╭─ Task inputs
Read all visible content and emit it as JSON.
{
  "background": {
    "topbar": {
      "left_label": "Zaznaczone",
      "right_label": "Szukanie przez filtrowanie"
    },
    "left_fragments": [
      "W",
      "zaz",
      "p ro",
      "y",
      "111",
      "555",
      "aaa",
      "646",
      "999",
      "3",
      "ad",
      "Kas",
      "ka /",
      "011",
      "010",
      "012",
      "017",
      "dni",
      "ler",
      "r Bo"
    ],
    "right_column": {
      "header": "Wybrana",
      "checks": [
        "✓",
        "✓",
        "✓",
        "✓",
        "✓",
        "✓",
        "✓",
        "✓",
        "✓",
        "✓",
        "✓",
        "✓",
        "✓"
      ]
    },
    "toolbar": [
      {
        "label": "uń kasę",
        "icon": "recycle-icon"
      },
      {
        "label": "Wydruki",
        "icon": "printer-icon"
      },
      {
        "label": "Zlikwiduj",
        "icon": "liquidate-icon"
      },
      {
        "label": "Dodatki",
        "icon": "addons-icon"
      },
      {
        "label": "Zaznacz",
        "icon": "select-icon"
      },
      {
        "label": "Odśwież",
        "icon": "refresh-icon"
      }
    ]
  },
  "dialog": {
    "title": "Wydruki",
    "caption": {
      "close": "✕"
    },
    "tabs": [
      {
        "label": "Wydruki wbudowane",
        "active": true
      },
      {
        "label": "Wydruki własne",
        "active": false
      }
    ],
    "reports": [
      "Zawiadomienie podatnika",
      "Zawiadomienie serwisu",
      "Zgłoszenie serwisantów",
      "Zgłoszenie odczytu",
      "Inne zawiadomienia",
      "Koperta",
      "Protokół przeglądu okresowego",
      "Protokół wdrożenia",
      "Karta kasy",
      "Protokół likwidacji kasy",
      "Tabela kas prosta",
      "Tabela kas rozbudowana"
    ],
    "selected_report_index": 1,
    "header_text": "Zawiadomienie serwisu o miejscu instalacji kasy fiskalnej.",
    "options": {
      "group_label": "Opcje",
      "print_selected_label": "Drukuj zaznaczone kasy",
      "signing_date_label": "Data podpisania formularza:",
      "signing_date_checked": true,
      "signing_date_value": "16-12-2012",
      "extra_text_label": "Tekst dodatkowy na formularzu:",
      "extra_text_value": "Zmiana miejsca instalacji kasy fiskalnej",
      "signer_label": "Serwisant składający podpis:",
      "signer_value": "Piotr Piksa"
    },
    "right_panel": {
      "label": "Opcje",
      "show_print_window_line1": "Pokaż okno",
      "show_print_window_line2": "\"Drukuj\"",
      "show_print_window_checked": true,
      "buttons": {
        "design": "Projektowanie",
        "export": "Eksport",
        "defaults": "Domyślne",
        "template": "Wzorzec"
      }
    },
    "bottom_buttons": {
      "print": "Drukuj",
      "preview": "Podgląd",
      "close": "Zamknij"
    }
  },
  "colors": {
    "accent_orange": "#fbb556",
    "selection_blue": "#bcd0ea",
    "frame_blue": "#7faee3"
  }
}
╰─
╭─ Task inputs
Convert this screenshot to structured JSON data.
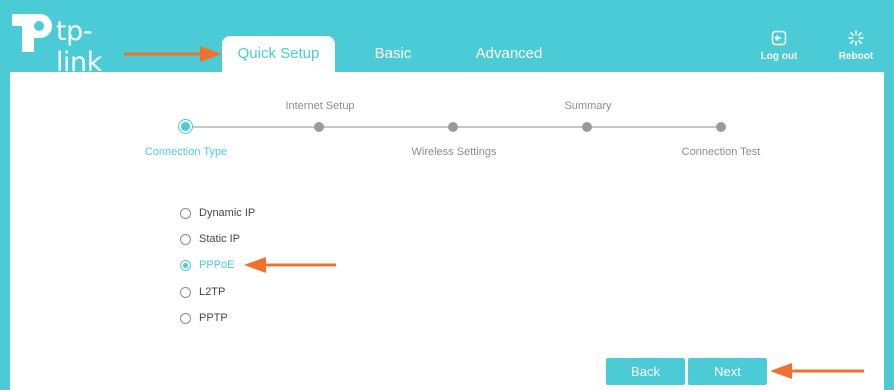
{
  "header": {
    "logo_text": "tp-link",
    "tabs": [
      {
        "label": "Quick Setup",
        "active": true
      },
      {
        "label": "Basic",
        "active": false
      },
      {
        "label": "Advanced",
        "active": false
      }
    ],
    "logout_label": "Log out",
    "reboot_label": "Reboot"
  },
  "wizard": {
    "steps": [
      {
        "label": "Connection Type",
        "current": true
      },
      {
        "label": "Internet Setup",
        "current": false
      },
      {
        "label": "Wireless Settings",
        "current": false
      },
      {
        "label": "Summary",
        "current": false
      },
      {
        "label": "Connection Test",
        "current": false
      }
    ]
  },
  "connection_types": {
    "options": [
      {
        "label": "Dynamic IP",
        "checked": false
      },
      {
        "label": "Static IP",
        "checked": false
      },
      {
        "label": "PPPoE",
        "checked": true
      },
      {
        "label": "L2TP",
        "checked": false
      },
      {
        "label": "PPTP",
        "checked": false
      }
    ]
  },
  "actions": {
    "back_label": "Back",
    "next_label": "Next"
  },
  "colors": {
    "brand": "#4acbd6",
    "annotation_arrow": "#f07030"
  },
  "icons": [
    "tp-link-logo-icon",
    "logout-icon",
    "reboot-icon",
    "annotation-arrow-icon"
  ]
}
╰─
╭─ Task inputs
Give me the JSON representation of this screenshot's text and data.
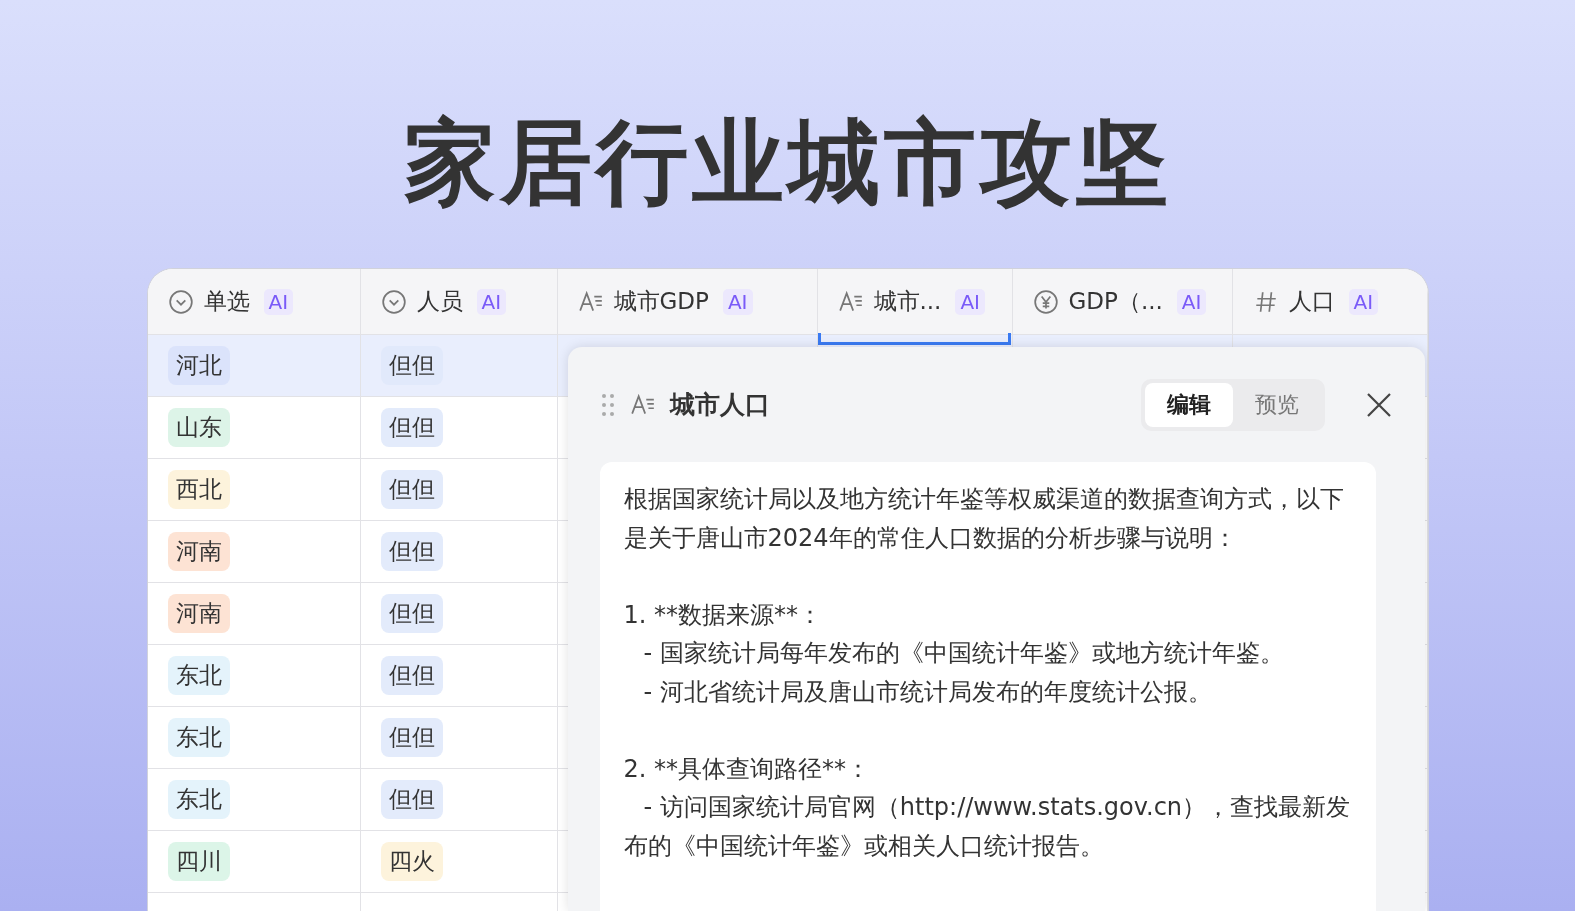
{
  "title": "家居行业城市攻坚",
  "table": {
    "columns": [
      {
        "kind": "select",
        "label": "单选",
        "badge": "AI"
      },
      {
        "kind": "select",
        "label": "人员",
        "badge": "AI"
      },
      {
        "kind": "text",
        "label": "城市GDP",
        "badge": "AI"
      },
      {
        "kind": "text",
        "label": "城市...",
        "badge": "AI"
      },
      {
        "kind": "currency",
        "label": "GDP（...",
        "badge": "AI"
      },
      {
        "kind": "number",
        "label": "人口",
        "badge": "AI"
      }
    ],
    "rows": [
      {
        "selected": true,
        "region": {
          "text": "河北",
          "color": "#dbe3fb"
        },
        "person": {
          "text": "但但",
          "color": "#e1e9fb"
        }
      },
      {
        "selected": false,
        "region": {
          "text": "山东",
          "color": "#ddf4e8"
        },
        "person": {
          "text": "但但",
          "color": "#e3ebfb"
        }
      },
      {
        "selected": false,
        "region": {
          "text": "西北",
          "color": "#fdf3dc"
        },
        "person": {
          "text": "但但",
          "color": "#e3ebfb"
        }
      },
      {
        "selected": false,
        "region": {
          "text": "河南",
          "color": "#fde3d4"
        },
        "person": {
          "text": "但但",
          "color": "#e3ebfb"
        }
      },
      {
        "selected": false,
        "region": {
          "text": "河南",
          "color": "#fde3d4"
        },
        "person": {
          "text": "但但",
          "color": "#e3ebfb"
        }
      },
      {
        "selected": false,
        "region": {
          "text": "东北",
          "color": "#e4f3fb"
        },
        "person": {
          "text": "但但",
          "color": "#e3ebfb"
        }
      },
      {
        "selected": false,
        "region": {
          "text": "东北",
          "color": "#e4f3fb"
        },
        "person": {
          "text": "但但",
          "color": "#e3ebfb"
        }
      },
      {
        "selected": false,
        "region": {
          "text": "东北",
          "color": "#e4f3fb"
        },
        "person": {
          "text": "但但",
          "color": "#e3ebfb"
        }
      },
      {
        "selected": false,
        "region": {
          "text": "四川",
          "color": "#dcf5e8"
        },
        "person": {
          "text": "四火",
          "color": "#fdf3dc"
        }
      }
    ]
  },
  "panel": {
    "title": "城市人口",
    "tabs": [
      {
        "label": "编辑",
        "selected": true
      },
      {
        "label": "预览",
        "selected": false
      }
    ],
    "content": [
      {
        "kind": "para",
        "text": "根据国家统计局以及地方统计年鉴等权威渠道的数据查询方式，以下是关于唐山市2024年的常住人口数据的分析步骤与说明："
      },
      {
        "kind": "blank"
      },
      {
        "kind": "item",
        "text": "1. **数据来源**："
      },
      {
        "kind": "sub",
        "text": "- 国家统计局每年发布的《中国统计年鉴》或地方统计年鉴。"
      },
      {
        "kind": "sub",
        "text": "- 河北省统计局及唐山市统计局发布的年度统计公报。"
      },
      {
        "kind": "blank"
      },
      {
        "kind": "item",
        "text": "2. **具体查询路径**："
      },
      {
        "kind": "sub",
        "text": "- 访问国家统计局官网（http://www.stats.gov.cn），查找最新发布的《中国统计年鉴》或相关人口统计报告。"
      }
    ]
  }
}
╰─
_Work to be completed_: How many lines in the records above contain the word "instalacji"? Give only the number.

_Exercise response_: 2